### Exercise instructions
Lay out the items below as a two-column CSV with the header input,output and one row per item. Put each item's text and its answer in quoted fields with line breaks replaced by spaces, and leave out the pictures.

+ + + + + + +

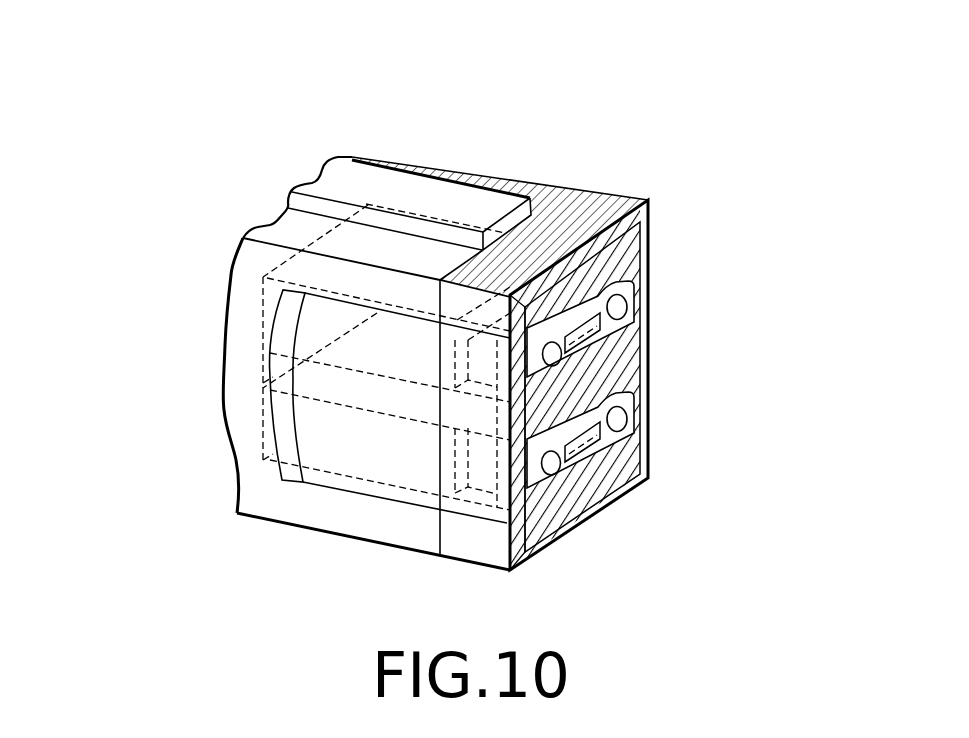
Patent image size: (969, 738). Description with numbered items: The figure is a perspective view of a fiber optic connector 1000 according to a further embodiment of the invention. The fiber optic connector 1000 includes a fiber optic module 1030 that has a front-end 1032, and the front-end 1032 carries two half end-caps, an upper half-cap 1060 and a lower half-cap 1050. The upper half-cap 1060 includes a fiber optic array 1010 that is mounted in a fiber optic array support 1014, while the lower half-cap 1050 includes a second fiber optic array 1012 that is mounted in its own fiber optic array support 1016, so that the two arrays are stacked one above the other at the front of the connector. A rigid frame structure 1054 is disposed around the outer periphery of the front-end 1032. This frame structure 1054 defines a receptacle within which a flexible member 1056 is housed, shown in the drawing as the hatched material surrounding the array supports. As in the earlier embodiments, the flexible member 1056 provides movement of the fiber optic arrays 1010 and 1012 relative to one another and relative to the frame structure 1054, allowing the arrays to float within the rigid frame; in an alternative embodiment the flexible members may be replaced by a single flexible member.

The fiber optic connector 1000 is at (208, 115).
The fiber optic array 1010 is at (636, 280).
The fiber optic array 1012 is at (633, 394).
The fiber optic array support 1014 is at (648, 254).
The fiber optic array support 1016 is at (597, 457).
The fiber optic module 1030 is at (382, 287).
The front-end 1032 is at (583, 210).
The lower half-cap 1050 is at (612, 372).
The rigid frame structure 1054 is at (583, 518).
The flexible member 1056 is at (641, 307).
The upper half-cap 1060 is at (648, 456).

+ + + + + + +

### Exercise output
input,output
"Patent image size: (969, 738). Description with numbered items: The figure is a perspective view of a fiber optic connector 1000 according to a further embodiment of the invention. The fiber optic connector 1000 includes a fiber optic module 1030 that has a front-end 1032, and the front-end 1032 carries two half end-caps, an upper half-cap 1060 and a lower half-cap 1050. The upper half-cap 1060 includes a fiber optic array 1010 that is mounted in a fiber optic array support 1014, while the lower half-cap 1050 includes a second fiber optic array 1012 that is mounted in its own fiber optic array support 1016, so that the two arrays are stacked one above the other at the front of the connector. A rigid frame structure 1054 is disposed around the outer periphery of the front-end 1032. This frame structure 1054 defines a receptacle within which a flexible member 1056 is housed, shown in the drawing as the hatched material surrounding the array supports. As in the earlier embodiments, the flexible member 1056 provides movement of the fiber optic arrays 1010 and 1012 relative to one another and relative to the frame structure 1054, allowing the arrays to float within the rigid frame; in an alternative embodiment the flexible members may be replaced by a single flexible member.","The fiber optic connector 1000 is at (208, 115). The fiber optic array 1010 is at (636, 280). The fiber optic array 1012 is at (633, 394). The fiber optic array support 1014 is at (648, 254). The fiber optic array support 1016 is at (597, 457). The fiber optic module 1030 is at (382, 287). The front-end 1032 is at (583, 210). The lower half-cap 1050 is at (612, 372). The rigid frame structure 1054 is at (583, 518). The flexible member 1056 is at (641, 307). The upper half-cap 1060 is at (648, 456)."